(Saved entries)

++++

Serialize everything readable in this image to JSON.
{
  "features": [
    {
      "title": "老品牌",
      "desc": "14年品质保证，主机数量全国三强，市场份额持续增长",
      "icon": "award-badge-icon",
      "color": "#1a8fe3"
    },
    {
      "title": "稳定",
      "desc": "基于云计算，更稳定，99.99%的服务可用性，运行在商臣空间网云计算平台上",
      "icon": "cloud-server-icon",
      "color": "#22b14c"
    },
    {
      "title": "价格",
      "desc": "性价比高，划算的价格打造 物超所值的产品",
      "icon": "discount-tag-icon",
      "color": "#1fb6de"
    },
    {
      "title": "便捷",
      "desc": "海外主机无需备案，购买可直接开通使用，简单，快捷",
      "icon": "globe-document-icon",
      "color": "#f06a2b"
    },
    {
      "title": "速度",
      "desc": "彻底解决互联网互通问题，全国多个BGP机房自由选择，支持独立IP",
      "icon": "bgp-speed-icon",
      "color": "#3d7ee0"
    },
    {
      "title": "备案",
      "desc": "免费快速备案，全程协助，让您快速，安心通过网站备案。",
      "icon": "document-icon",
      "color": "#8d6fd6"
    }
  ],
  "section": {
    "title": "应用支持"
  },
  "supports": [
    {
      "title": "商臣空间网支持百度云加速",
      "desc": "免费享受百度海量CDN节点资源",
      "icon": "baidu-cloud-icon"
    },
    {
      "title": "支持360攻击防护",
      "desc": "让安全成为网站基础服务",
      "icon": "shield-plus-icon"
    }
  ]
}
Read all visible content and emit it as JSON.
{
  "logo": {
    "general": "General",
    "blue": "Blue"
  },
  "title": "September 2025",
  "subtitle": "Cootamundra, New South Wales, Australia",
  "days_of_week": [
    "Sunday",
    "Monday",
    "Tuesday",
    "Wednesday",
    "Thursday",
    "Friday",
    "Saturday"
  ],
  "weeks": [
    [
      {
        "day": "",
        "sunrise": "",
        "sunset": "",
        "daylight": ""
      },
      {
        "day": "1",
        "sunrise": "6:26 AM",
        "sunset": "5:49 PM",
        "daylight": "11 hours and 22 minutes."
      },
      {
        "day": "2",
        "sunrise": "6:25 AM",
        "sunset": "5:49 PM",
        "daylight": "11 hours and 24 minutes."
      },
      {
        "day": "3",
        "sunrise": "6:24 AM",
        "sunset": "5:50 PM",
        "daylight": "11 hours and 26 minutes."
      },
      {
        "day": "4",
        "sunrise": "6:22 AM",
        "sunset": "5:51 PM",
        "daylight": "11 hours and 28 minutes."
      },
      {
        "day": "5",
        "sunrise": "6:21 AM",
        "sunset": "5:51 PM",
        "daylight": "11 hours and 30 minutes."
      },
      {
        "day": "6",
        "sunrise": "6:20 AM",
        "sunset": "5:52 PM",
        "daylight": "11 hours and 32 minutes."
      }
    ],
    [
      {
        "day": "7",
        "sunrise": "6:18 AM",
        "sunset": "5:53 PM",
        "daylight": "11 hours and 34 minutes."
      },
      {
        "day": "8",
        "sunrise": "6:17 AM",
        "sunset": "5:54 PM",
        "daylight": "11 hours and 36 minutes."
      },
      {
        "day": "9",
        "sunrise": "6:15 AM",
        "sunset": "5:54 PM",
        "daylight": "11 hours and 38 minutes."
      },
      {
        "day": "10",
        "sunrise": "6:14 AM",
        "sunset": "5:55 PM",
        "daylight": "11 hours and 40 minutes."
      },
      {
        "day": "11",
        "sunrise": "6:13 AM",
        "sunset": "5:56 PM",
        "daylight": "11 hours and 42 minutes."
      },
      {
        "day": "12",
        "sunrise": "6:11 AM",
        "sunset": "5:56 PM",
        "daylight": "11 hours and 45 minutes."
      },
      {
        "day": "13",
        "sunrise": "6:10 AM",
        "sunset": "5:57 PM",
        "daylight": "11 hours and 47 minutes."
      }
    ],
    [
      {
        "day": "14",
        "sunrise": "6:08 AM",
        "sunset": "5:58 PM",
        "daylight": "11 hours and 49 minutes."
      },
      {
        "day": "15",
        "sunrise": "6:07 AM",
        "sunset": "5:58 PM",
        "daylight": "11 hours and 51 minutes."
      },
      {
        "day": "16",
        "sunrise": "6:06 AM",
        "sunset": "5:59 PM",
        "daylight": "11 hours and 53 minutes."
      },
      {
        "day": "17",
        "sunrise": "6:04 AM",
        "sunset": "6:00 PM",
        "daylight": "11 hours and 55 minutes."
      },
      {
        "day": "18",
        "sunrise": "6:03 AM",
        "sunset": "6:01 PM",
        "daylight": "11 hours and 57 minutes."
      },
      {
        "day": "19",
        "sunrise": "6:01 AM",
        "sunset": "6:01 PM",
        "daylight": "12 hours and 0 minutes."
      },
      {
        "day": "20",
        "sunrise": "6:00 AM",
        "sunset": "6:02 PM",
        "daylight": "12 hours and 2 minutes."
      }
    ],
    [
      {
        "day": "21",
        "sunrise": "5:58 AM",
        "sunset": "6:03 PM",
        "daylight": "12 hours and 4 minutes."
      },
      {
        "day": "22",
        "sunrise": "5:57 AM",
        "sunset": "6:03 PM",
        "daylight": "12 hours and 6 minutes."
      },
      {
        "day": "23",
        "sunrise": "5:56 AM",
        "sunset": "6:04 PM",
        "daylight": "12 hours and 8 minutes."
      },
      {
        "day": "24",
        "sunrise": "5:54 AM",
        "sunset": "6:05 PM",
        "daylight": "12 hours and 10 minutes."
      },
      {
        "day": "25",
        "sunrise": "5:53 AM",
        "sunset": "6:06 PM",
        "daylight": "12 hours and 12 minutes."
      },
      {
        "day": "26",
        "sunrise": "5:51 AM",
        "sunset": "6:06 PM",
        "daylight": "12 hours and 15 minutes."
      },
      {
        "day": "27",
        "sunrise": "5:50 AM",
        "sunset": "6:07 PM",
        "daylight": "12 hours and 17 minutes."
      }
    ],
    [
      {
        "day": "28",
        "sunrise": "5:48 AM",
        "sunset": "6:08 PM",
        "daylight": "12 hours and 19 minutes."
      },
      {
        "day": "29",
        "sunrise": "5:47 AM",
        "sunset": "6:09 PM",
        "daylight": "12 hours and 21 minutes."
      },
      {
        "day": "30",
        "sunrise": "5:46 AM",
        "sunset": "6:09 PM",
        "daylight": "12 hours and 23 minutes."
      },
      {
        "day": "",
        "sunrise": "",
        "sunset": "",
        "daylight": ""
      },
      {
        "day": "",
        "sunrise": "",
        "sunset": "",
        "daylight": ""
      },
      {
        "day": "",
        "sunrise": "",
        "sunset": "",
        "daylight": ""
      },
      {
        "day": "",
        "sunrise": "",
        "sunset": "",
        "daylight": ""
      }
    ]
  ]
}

++++

Write out the entries above once more, without altering anything.

(Task result)
Serialize everything readable in this image to JSON.
{
  "features": [
    {
      "title": "老品牌",
      "desc": "14年品质保证，主机数量全国三强，市场份额持续增长",
      "icon": "award-badge-icon",
      "color": "#1a8fe3"
    },
    {
      "title": "稳定",
      "desc": "基于云计算，更稳定，99.99%的服务可用性，运行在商臣空间网云计算平台上",
      "icon": "cloud-server-icon",
      "color": "#22b14c"
    },
    {
      "title": "价格",
      "desc": "性价比高，划算的价格打造 物超所值的产品",
      "icon": "discount-tag-icon",
      "color": "#1fb6de"
    },
    {
      "title": "便捷",
      "desc": "海外主机无需备案，购买可直接开通使用，简单，快捷",
      "icon": "globe-document-icon",
      "color": "#f06a2b"
    },
    {
      "title": "速度",
      "desc": "彻底解决互联网互通问题，全国多个BGP机房自由选择，支持独立IP",
      "icon": "bgp-speed-icon",
      "color": "#3d7ee0"
    },
    {
      "title": "备案",
      "desc": "免费快速备案，全程协助，让您快速，安心通过网站备案。",
      "icon": "document-icon",
      "color": "#8d6fd6"
    }
  ],
  "section": {
    "title": "应用支持"
  },
  "supports": [
    {
      "title": "商臣空间网支持百度云加速",
      "desc": "免费享受百度海量CDN节点资源",
      "icon": "baidu-cloud-icon"
    },
    {
      "title": "支持360攻击防护",
      "desc": "让安全成为网站基础服务",
      "icon": "shield-plus-icon"
    }
  ]
}
Read all visible content and emit it as JSON.
{
  "logo": {
    "general": "General",
    "blue": "Blue"
  },
  "title": "September 2025",
  "subtitle": "Cootamundra, New South Wales, Australia",
  "days_of_week": [
    "Sunday",
    "Monday",
    "Tuesday",
    "Wednesday",
    "Thursday",
    "Friday",
    "Saturday"
  ],
  "weeks": [
    [
      {
        "day": "",
        "sunrise": "",
        "sunset": "",
        "daylight": ""
      },
      {
        "day": "1",
        "sunrise": "6:26 AM",
        "sunset": "5:49 PM",
        "daylight": "11 hours and 22 minutes."
      },
      {
        "day": "2",
        "sunrise": "6:25 AM",
        "sunset": "5:49 PM",
        "daylight": "11 hours and 24 minutes."
      },
      {
        "day": "3",
        "sunrise": "6:24 AM",
        "sunset": "5:50 PM",
        "daylight": "11 hours and 26 minutes."
      },
      {
        "day": "4",
        "sunrise": "6:22 AM",
        "sunset": "5:51 PM",
        "daylight": "11 hours and 28 minutes."
      },
      {
        "day": "5",
        "sunrise": "6:21 AM",
        "sunset": "5:51 PM",
        "daylight": "11 hours and 30 minutes."
      },
      {
        "day": "6",
        "sunrise": "6:20 AM",
        "sunset": "5:52 PM",
        "daylight": "11 hours and 32 minutes."
      }
    ],
    [
      {
        "day": "7",
        "sunrise": "6:18 AM",
        "sunset": "5:53 PM",
        "daylight": "11 hours and 34 minutes."
      },
      {
        "day": "8",
        "sunrise": "6:17 AM",
        "sunset": "5:54 PM",
        "daylight": "11 hours and 36 minutes."
      },
      {
        "day": "9",
        "sunrise": "6:15 AM",
        "sunset": "5:54 PM",
        "daylight": "11 hours and 38 minutes."
      },
      {
        "day": "10",
        "sunrise": "6:14 AM",
        "sunset": "5:55 PM",
        "daylight": "11 hours and 40 minutes."
      },
      {
        "day": "11",
        "sunrise": "6:13 AM",
        "sunset": "5:56 PM",
        "daylight": "11 hours and 42 minutes."
      },
      {
        "day": "12",
        "sunrise": "6:11 AM",
        "sunset": "5:56 PM",
        "daylight": "11 hours and 45 minutes."
      },
      {
        "day": "13",
        "sunrise": "6:10 AM",
        "sunset": "5:57 PM",
        "daylight": "11 hours and 47 minutes."
      }
    ],
    [
      {
        "day": "14",
        "sunrise": "6:08 AM",
        "sunset": "5:58 PM",
        "daylight": "11 hours and 49 minutes."
      },
      {
        "day": "15",
        "sunrise": "6:07 AM",
        "sunset": "5:58 PM",
        "daylight": "11 hours and 51 minutes."
      },
      {
        "day": "16",
        "sunrise": "6:06 AM",
        "sunset": "5:59 PM",
        "daylight": "11 hours and 53 minutes."
      },
      {
        "day": "17",
        "sunrise": "6:04 AM",
        "sunset": "6:00 PM",
        "daylight": "11 hours and 55 minutes."
      },
      {
        "day": "18",
        "sunrise": "6:03 AM",
        "sunset": "6:01 PM",
        "daylight": "11 hours and 57 minutes."
      },
      {
        "day": "19",
        "sunrise": "6:01 AM",
        "sunset": "6:01 PM",
        "daylight": "12 hours and 0 minutes."
      },
      {
        "day": "20",
        "sunrise": "6:00 AM",
        "sunset": "6:02 PM",
        "daylight": "12 hours and 2 minutes."
      }
    ],
    [
      {
        "day": "21",
        "sunrise": "5:58 AM",
        "sunset": "6:03 PM",
        "daylight": "12 hours and 4 minutes."
      },
      {
        "day": "22",
        "sunrise": "5:57 AM",
        "sunset": "6:03 PM",
        "daylight": "12 hours and 6 minutes."
      },
      {
        "day": "23",
        "sunrise": "5:56 AM",
        "sunset": "6:04 PM",
        "daylight": "12 hours and 8 minutes."
      },
      {
        "day": "24",
        "sunrise": "5:54 AM",
        "sunset": "6:05 PM",
        "daylight": "12 hours and 10 minutes."
      },
      {
        "day": "25",
        "sunrise": "5:53 AM",
        "sunset": "6:06 PM",
        "daylight": "12 hours and 12 minutes."
      },
      {
        "day": "26",
        "sunrise": "5:51 AM",
        "sunset": "6:06 PM",
        "daylight": "12 hours and 15 minutes."
      },
      {
        "day": "27",
        "sunrise": "5:50 AM",
        "sunset": "6:07 PM",
        "daylight": "12 hours and 17 minutes."
      }
    ],
    [
      {
        "day": "28",
        "sunrise": "5:48 AM",
        "sunset": "6:08 PM",
        "daylight": "12 hours and 19 minutes."
      },
      {
        "day": "29",
        "sunrise": "5:47 AM",
        "sunset": "6:09 PM",
        "daylight": "12 hours and 21 minutes."
      },
      {
        "day": "30",
        "sunrise": "5:46 AM",
        "sunset": "6:09 PM",
        "daylight": "12 hours and 23 minutes."
      },
      {
        "day": "",
        "sunrise": "",
        "sunset": "",
        "daylight": ""
      },
      {
        "day": "",
        "sunrise": "",
        "sunset": "",
        "daylight": ""
      },
      {
        "day": "",
        "sunrise": "",
        "sunset": "",
        "daylight": ""
      },
      {
        "day": "",
        "sunrise": "",
        "sunset": "",
        "daylight": ""
      }
    ]
  ]
}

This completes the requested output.